WRITTEN PROBLEM:
Copy, from the entries below, each line where the word "recovery" can be found.

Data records

------------------------

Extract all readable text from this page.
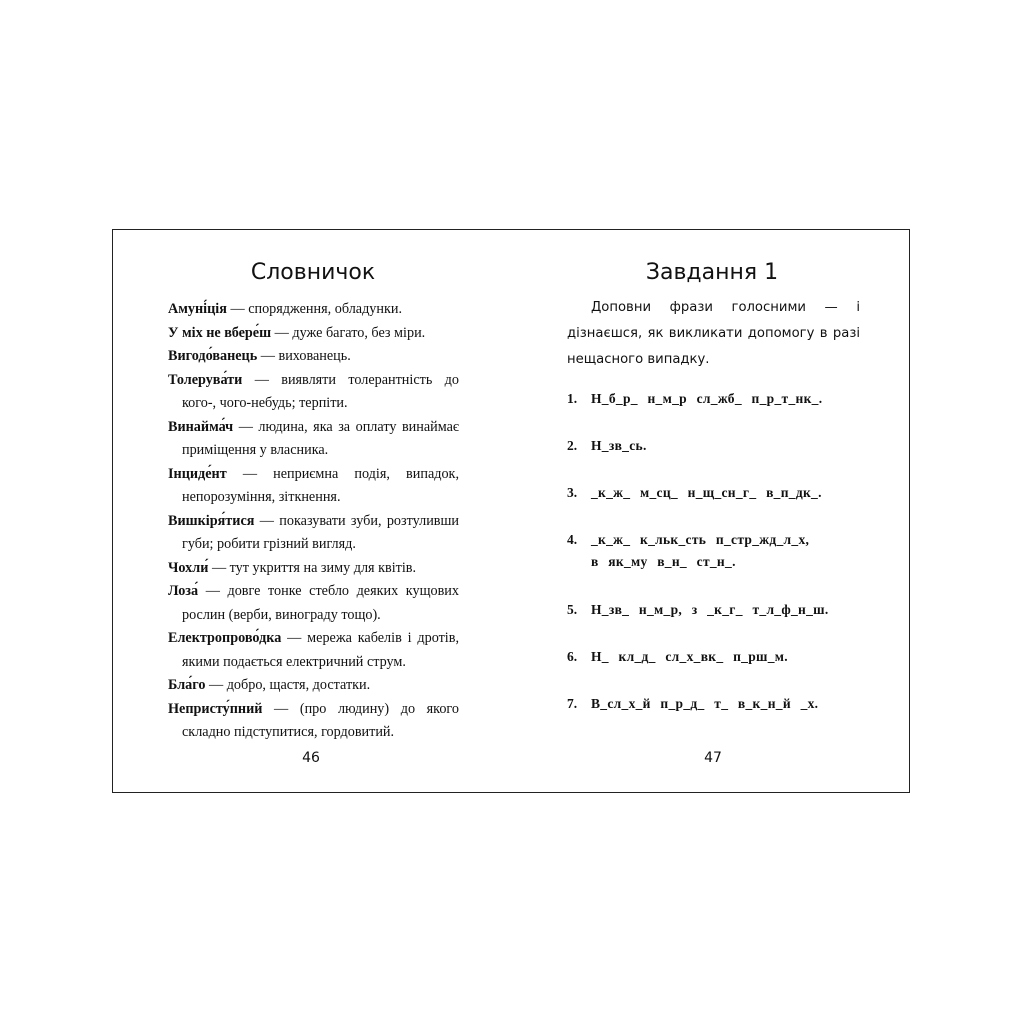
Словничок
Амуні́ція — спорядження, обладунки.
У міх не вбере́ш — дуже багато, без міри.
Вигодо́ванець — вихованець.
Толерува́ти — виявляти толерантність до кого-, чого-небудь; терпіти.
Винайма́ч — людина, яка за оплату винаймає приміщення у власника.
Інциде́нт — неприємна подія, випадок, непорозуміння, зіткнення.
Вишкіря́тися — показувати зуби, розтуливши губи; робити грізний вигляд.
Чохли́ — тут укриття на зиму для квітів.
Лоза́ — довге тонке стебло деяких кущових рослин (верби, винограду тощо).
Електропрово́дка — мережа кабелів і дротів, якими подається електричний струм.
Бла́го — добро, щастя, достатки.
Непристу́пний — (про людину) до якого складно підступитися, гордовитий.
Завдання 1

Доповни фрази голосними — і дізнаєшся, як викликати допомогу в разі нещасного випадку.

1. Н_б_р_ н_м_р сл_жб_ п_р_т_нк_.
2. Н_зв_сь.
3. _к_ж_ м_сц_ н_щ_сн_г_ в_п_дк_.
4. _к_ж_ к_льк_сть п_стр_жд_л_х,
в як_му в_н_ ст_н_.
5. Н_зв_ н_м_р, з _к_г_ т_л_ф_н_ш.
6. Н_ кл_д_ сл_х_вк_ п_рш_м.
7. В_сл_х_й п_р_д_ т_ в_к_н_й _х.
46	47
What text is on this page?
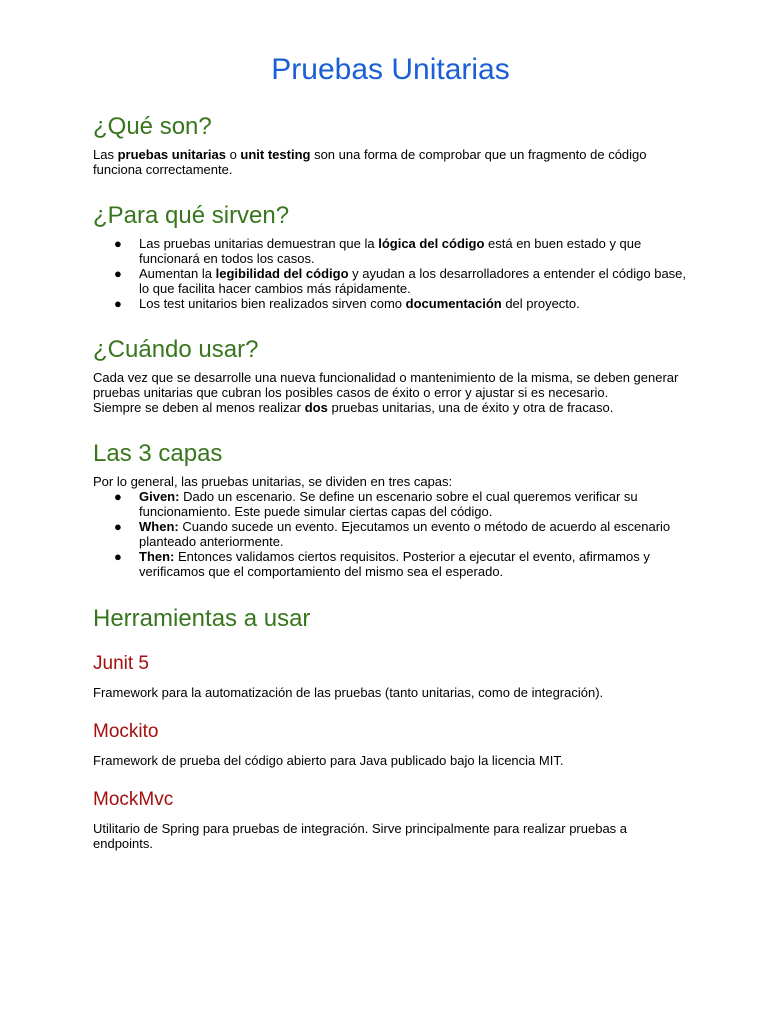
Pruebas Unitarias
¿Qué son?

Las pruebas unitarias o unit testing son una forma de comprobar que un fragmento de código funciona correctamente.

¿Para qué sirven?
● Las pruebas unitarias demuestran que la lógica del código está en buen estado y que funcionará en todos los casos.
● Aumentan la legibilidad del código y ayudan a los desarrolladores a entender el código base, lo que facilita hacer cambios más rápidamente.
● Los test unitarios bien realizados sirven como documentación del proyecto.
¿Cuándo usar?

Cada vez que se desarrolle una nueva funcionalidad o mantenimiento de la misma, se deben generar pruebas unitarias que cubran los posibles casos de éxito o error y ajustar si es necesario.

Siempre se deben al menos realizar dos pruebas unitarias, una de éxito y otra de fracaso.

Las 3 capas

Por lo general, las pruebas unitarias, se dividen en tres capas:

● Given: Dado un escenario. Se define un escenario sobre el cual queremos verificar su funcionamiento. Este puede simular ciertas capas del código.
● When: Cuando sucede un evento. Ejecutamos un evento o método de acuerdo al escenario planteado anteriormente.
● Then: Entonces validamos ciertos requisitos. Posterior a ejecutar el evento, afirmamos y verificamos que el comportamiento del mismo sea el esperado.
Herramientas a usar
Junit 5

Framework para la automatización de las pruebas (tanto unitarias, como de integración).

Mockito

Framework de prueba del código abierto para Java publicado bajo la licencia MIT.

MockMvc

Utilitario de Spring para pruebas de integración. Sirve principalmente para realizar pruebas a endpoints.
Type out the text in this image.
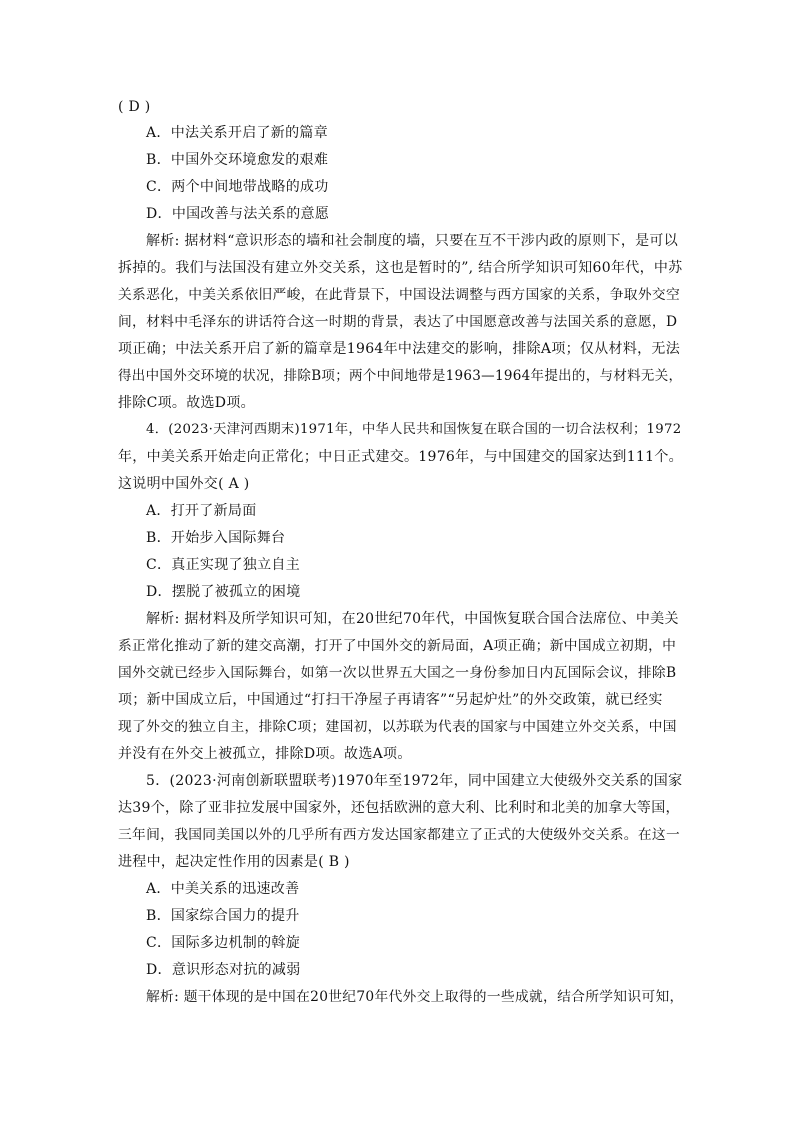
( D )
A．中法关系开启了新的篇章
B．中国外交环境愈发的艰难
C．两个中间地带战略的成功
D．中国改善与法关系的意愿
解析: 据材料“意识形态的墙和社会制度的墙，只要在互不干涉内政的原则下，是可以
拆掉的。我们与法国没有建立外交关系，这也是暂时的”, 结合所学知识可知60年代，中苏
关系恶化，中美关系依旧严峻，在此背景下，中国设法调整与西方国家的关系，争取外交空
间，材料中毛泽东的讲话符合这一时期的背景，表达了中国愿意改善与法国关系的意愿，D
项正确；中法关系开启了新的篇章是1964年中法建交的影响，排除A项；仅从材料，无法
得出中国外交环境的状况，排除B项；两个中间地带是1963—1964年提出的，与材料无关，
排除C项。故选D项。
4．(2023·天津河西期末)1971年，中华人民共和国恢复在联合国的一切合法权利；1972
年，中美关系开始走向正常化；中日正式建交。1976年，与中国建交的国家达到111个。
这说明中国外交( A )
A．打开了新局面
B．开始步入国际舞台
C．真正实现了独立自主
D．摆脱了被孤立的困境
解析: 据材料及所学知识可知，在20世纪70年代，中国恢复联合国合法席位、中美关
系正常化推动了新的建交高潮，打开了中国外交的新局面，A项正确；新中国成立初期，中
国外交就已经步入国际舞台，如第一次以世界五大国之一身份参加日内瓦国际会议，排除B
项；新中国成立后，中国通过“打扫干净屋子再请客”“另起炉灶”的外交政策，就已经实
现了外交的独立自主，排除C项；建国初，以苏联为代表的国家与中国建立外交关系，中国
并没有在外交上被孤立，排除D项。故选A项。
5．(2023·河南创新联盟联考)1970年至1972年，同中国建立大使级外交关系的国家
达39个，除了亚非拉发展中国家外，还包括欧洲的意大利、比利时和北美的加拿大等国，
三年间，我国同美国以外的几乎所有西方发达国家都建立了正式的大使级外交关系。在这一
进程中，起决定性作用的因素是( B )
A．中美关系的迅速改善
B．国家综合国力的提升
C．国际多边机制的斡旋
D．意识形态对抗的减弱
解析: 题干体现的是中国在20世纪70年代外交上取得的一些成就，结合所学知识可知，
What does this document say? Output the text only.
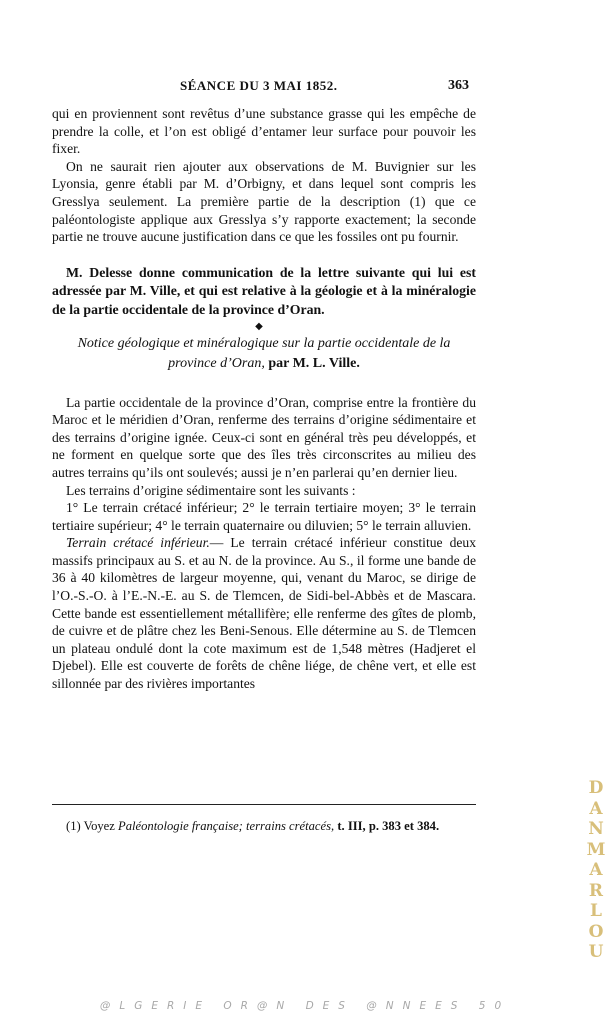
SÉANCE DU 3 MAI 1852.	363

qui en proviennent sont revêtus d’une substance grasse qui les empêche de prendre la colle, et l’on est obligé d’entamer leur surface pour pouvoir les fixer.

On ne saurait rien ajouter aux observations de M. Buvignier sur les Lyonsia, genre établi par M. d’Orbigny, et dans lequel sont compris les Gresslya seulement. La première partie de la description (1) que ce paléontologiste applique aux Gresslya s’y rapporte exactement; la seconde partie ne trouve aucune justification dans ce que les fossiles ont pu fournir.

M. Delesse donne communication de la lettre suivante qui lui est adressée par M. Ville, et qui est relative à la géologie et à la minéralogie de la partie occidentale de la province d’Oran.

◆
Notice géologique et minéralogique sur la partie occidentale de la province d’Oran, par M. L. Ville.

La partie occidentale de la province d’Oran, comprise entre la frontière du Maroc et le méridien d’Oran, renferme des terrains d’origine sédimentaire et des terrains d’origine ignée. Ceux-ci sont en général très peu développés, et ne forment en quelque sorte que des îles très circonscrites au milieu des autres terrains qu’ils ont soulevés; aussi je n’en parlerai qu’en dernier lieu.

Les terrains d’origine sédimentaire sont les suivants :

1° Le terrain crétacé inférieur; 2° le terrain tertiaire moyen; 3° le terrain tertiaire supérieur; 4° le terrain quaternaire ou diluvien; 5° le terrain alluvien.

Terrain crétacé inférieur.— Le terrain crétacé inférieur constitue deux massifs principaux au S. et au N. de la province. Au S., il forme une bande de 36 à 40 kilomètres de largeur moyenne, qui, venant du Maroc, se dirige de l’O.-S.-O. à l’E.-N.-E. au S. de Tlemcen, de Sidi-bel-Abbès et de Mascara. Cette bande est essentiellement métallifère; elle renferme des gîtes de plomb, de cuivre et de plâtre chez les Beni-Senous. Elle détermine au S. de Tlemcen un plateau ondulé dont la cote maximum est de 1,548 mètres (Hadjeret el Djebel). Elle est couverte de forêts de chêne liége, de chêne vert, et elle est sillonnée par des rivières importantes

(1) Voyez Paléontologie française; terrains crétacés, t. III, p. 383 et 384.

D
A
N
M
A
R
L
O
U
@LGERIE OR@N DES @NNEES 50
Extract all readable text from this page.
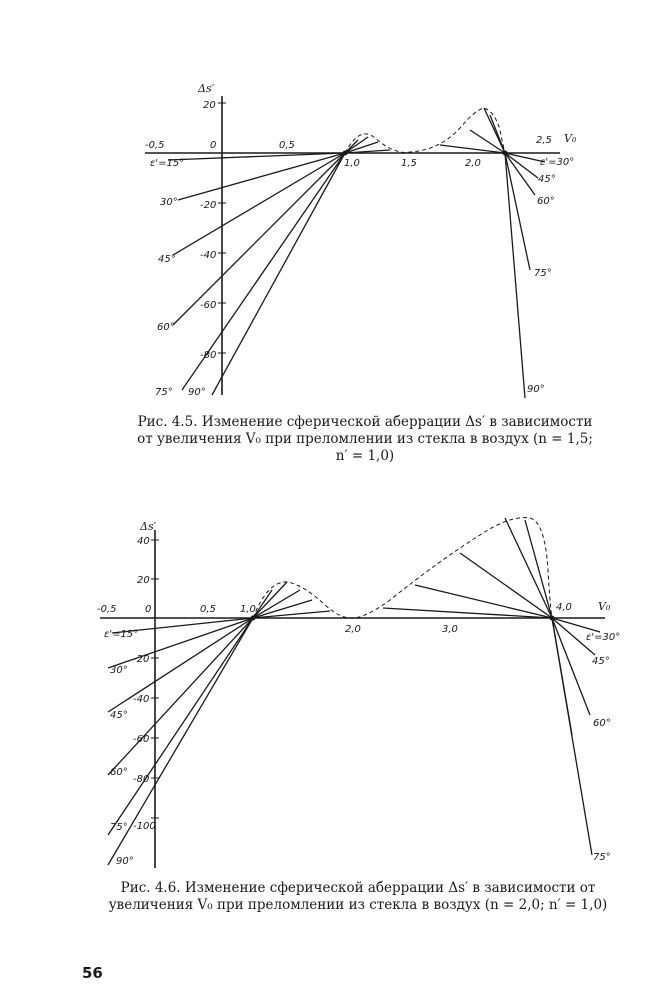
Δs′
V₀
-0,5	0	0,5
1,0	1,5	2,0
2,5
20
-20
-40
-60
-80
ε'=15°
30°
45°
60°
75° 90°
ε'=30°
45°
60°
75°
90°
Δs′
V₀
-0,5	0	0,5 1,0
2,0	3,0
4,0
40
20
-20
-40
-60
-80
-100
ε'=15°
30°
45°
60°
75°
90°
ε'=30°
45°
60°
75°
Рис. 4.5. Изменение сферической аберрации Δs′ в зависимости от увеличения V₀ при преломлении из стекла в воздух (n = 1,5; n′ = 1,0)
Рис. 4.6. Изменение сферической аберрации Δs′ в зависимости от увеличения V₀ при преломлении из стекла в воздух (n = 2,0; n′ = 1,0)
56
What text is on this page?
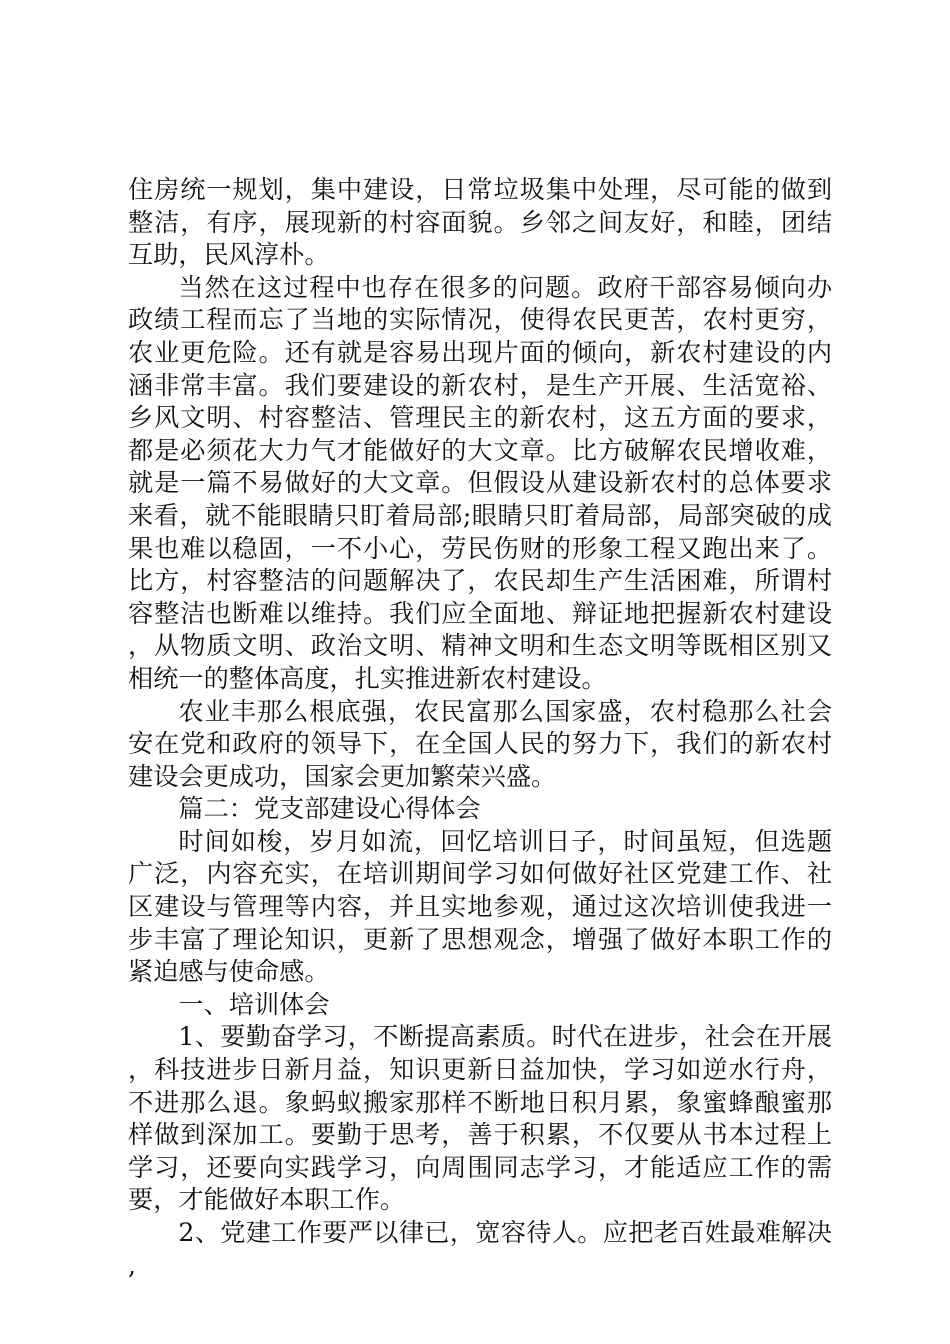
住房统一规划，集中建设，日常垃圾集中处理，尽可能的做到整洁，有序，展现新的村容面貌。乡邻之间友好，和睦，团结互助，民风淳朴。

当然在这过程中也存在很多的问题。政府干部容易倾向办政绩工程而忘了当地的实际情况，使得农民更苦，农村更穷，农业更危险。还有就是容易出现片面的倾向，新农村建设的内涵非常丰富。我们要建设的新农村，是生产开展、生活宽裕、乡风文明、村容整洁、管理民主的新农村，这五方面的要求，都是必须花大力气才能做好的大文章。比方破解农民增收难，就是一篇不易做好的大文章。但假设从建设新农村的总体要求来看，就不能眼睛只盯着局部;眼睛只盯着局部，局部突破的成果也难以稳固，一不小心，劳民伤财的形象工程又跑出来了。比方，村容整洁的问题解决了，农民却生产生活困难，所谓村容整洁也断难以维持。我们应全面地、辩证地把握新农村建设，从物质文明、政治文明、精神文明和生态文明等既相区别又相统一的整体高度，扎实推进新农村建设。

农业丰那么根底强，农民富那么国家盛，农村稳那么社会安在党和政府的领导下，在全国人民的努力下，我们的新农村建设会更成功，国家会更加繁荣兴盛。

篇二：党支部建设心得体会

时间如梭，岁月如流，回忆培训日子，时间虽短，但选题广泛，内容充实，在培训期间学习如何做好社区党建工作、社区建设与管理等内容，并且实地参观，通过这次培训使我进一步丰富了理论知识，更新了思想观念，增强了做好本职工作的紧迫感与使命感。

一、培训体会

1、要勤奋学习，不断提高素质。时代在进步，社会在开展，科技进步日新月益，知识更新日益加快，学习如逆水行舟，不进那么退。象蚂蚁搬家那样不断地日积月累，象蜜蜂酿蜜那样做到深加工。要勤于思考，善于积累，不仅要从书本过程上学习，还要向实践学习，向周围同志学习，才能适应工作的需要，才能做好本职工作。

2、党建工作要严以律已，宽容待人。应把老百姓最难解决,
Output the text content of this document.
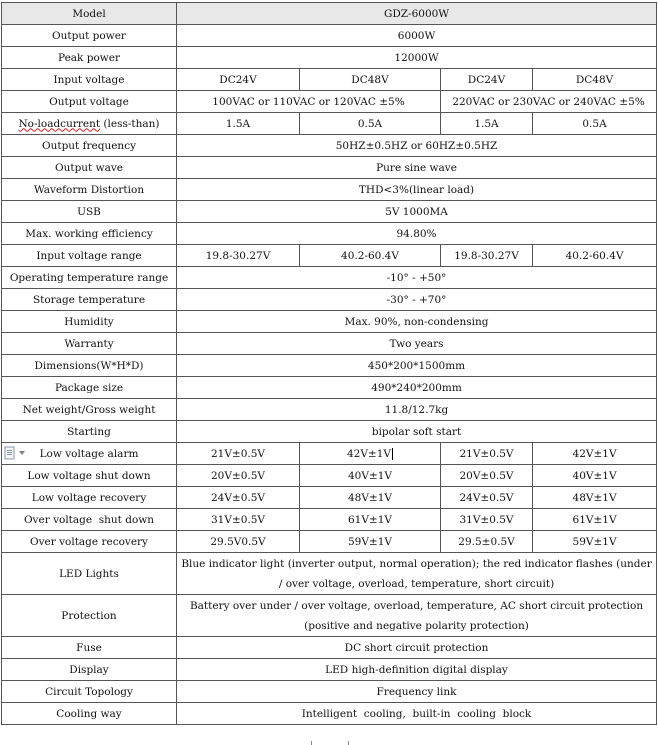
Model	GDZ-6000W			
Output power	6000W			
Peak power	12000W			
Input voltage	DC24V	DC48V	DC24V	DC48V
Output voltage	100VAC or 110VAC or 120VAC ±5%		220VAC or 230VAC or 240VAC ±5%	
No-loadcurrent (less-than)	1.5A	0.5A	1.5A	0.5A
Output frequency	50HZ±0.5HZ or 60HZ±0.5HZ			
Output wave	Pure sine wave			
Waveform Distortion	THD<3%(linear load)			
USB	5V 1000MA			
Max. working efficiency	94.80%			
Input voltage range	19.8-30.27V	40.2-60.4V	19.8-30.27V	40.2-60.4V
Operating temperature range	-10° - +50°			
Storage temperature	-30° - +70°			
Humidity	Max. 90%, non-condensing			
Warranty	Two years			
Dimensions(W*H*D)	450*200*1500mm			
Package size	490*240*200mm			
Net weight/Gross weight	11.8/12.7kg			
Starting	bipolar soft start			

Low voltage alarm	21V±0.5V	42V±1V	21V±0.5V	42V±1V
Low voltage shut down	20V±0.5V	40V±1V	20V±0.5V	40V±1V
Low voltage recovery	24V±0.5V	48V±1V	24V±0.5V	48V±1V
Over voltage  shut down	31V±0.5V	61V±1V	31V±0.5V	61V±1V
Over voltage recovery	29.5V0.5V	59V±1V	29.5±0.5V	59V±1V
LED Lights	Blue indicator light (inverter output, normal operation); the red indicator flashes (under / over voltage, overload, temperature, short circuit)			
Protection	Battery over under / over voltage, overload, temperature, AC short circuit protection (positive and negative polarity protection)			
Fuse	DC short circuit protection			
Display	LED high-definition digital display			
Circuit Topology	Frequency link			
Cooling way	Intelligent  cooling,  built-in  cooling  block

------------------------

RESULT FOR THIS EXERCISE:
Low voltage recovery	24V±0.5V	48V±1V	24V±0.5V	48V±1V
Over voltage recovery	29.5V0.5V	59V±1V	29.5±0.5V	59V±1V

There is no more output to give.